Data entries:
________________

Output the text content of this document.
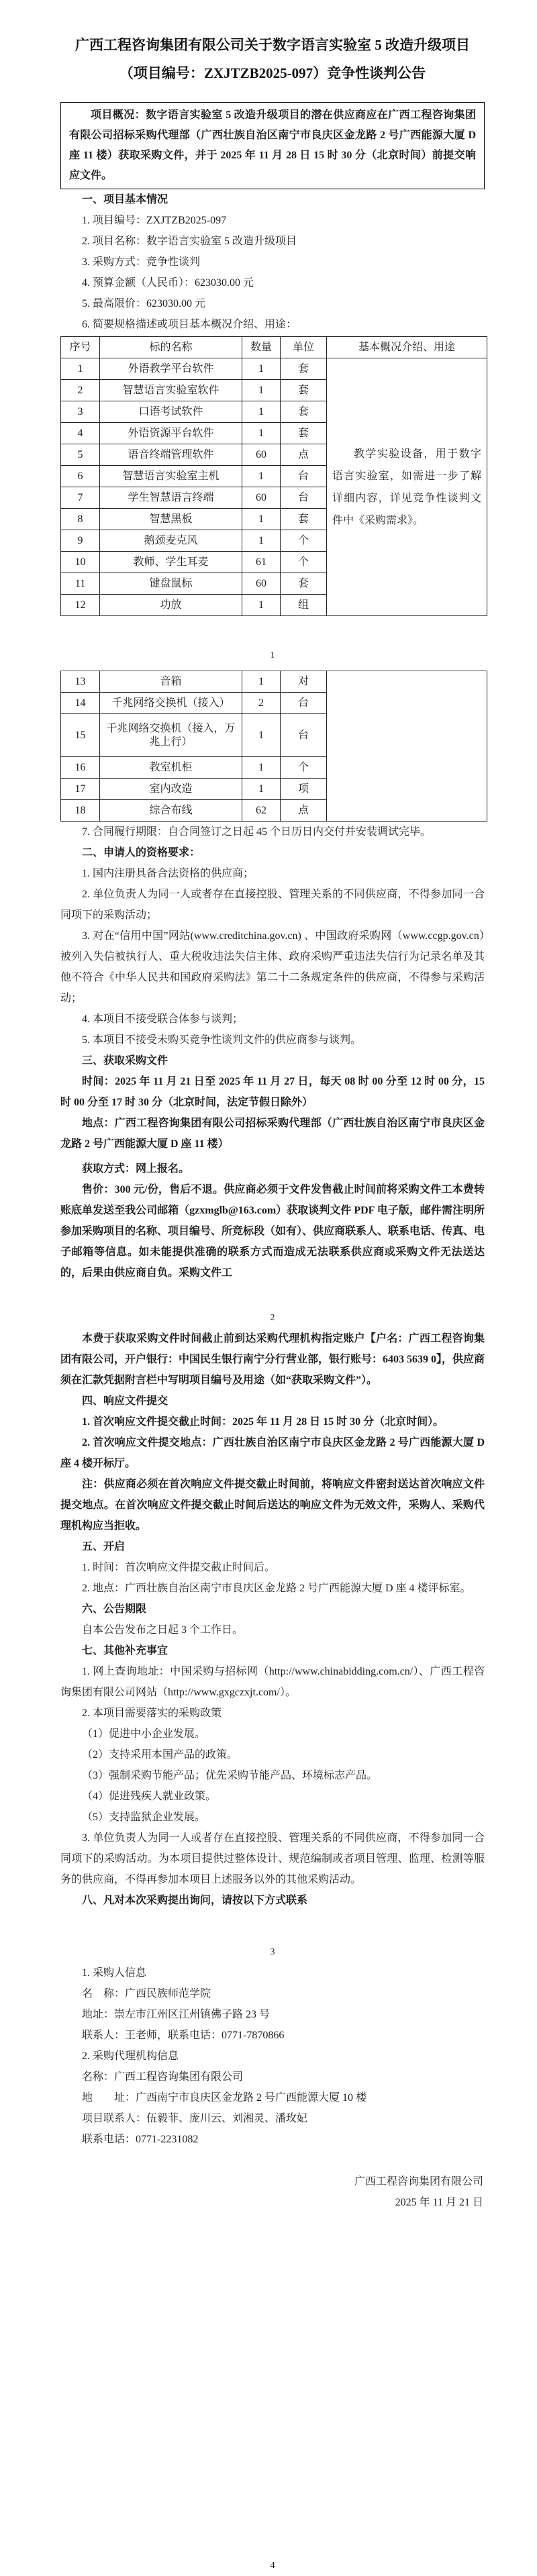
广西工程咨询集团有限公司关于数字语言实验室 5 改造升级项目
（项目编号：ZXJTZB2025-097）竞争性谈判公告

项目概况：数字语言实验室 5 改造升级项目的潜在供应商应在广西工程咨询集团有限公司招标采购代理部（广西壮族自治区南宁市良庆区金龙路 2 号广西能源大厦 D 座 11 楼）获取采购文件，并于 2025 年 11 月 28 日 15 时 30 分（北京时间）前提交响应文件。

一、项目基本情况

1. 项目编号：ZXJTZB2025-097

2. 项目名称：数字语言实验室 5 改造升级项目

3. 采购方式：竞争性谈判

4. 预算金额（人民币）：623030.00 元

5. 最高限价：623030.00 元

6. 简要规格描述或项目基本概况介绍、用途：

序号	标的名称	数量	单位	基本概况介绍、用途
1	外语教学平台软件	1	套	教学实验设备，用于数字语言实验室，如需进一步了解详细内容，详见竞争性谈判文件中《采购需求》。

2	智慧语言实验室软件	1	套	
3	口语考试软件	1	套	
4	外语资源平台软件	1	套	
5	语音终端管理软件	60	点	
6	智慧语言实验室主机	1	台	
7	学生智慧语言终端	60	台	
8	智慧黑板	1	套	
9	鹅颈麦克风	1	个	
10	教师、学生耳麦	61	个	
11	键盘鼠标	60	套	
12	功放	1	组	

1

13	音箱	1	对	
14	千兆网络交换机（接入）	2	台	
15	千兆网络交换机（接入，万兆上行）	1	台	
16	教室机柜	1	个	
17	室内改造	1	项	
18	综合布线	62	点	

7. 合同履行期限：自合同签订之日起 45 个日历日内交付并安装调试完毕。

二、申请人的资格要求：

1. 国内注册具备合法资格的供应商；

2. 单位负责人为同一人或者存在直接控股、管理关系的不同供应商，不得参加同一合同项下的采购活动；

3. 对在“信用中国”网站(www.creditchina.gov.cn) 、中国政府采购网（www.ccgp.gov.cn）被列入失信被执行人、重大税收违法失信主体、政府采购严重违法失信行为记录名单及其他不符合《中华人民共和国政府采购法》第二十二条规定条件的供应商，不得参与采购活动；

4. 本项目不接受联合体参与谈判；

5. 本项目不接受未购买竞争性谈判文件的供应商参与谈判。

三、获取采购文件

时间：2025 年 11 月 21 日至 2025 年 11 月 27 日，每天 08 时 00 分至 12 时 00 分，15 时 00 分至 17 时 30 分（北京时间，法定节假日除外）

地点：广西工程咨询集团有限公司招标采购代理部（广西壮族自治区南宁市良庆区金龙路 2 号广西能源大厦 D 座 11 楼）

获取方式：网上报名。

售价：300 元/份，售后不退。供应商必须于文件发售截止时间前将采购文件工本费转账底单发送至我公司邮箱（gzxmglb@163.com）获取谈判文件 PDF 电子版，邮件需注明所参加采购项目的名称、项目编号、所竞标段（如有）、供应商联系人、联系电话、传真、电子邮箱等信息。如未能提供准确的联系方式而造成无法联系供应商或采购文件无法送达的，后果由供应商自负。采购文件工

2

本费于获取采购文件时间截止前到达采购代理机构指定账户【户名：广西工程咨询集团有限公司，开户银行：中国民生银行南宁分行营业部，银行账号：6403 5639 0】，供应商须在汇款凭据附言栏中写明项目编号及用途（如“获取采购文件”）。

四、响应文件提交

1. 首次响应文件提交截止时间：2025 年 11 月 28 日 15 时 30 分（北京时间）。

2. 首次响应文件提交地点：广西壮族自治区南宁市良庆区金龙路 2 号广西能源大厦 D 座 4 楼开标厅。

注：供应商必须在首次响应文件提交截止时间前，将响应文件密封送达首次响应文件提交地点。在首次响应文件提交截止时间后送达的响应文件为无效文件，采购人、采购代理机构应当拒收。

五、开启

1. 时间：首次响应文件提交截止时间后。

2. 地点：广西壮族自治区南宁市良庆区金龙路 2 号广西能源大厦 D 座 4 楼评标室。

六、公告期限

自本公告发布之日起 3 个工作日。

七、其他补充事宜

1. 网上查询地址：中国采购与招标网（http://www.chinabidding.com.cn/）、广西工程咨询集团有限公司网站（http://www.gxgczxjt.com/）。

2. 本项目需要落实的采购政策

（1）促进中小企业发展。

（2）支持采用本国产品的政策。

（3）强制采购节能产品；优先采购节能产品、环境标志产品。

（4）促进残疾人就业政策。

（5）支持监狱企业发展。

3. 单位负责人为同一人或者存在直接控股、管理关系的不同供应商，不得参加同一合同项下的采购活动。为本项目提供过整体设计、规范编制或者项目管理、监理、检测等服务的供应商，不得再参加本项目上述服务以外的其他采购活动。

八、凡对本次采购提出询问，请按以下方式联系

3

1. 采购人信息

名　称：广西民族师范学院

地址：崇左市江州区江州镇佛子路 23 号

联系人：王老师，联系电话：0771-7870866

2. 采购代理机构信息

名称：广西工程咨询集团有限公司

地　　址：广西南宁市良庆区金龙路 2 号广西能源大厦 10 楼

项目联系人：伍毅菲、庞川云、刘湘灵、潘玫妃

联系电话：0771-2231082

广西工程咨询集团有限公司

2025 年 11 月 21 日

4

________________

Exercise description: Pick out every line with the string "千兆网络交换机" and copy it.

Problem solution:
14	千兆网络交换机（接入）	2	台	
15	千兆网络交换机（接入，万兆上行）	1	台	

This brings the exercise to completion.